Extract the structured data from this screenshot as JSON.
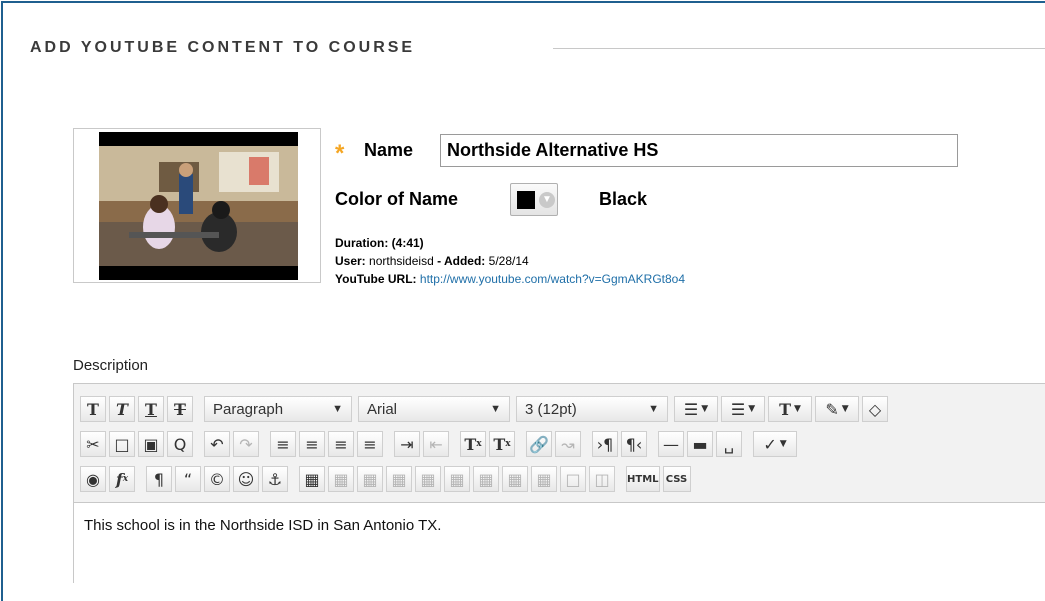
{
  "section": {
    "title": "ADD YOUTUBE CONTENT TO COURSE"
  },
  "video": {
    "name_label": "Name",
    "name_value": "Northside Alternative HS",
    "required_mark": "*",
    "color_label": "Color of Name",
    "color_value": "Black",
    "color_hex": "#000000",
    "duration_label": "Duration:",
    "duration_value": "(4:41)",
    "user_label": "User:",
    "user_value": "northsideisd",
    "added_label": "- Added:",
    "added_value": "5/28/14",
    "url_label": "YouTube URL:",
    "url_value": "http://www.youtube.com/watch?v=GgmAKRGt8o4"
  },
  "description": {
    "label": "Description",
    "format_select": "Paragraph",
    "font_select": "Arial",
    "size_select": "3 (12pt)",
    "body_text": "This school is in the Northside ISD in San Antonio TX."
  },
  "toolbar": {
    "html_label": "HTML",
    "css_label": "CSS"
  },
  "colors": {
    "accent": "#1f5f8f",
    "required": "#f5a623",
    "link": "#1f6fa8"
  }
}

# # # #

Transcribe every record above exactly, leaving out the pictures.

Extract the structured data from this screenshot as JSON.
{
  "section": {
    "title": "ADD YOUTUBE CONTENT TO COURSE"
  },
  "video": {
    "name_label": "Name",
    "name_value": "Northside Alternative HS",
    "required_mark": "*",
    "color_label": "Color of Name",
    "color_value": "Black",
    "color_hex": "#000000",
    "duration_label": "Duration:",
    "duration_value": "(4:41)",
    "user_label": "User:",
    "user_value": "northsideisd",
    "added_label": "- Added:",
    "added_value": "5/28/14",
    "url_label": "YouTube URL:",
    "url_value": "http://www.youtube.com/watch?v=GgmAKRGt8o4"
  },
  "description": {
    "label": "Description",
    "format_select": "Paragraph",
    "font_select": "Arial",
    "size_select": "3 (12pt)",
    "body_text": "This school is in the Northside ISD in San Antonio TX."
  },
  "toolbar": {
    "html_label": "HTML",
    "css_label": "CSS"
  },
  "colors": {
    "accent": "#1f5f8f",
    "required": "#f5a623",
    "link": "#1f6fa8"
  }
}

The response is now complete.